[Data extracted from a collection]
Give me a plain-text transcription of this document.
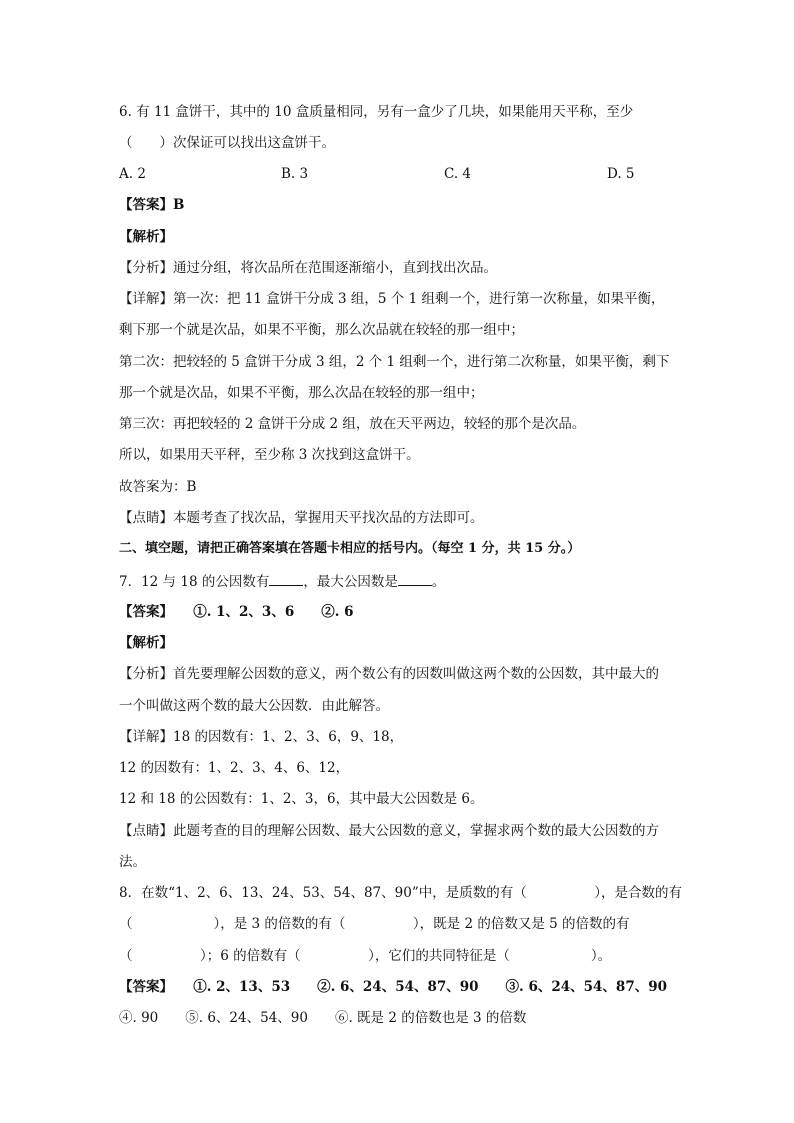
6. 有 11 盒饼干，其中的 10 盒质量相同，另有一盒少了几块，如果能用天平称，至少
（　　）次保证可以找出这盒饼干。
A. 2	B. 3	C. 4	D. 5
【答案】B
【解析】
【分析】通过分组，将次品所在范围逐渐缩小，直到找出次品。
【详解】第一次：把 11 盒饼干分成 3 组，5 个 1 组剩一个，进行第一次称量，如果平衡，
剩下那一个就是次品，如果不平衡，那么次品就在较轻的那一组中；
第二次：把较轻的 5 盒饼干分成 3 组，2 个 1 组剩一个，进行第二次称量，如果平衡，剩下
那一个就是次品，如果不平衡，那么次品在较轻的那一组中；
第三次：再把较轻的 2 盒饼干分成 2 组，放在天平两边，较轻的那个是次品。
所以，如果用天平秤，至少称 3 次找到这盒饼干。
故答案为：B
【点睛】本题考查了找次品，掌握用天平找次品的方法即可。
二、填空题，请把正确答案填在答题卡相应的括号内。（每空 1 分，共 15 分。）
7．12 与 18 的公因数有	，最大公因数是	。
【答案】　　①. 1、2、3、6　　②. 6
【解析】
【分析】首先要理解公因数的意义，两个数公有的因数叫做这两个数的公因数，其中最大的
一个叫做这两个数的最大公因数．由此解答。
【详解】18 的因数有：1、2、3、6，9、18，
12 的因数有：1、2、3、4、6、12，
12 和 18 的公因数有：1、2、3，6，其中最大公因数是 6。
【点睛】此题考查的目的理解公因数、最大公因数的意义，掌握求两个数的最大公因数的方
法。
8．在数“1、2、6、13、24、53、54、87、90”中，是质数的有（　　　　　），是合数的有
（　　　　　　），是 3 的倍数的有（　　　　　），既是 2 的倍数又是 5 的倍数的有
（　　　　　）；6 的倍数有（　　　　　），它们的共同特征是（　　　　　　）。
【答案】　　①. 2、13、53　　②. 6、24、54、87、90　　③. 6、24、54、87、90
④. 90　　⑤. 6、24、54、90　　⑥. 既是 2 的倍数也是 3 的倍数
...
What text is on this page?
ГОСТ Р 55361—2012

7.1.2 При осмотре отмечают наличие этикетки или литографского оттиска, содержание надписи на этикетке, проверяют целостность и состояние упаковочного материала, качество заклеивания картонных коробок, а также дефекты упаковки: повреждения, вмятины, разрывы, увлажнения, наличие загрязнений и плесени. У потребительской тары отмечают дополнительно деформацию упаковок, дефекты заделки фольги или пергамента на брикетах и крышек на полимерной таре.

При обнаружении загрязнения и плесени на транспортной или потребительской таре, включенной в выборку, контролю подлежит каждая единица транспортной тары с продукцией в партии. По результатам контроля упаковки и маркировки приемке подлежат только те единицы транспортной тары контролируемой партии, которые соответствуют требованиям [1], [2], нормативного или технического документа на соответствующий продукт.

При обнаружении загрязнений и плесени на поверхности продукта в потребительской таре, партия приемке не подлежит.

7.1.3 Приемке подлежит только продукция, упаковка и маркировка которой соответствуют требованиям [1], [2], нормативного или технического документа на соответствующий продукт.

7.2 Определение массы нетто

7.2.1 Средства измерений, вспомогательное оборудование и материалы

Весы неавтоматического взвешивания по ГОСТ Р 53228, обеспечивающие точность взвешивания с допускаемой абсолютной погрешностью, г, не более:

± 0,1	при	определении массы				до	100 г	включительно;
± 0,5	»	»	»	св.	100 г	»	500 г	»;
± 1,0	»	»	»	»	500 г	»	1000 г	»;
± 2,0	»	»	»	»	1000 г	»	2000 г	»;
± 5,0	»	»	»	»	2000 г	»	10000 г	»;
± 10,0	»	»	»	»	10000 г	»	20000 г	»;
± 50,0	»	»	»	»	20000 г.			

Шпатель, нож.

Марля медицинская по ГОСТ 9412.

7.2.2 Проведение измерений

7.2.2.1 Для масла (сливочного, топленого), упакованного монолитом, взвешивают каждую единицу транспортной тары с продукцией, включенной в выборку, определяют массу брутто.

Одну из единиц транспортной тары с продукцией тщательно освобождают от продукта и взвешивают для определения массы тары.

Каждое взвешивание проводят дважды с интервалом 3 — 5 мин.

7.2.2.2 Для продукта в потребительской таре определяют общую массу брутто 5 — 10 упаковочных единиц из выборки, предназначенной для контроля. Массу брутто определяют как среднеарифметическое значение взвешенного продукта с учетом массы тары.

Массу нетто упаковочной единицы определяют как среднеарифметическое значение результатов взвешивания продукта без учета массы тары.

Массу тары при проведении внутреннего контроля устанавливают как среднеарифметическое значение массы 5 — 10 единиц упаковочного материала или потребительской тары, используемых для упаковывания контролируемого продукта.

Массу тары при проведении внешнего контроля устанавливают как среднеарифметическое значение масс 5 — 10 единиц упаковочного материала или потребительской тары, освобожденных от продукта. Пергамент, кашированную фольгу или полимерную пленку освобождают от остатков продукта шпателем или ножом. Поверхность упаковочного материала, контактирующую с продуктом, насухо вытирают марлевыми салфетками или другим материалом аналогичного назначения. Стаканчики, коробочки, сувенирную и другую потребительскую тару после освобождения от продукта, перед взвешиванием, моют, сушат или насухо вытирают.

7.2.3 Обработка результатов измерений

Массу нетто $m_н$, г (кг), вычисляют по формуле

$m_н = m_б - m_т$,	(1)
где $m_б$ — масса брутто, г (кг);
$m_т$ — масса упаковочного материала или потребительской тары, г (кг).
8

#### WRITTEN INSTRUCTION:
In the material above, tally every line with the string "взвешивания" in it, then give that number alone.

#### EXERCISE RESPONSE:
2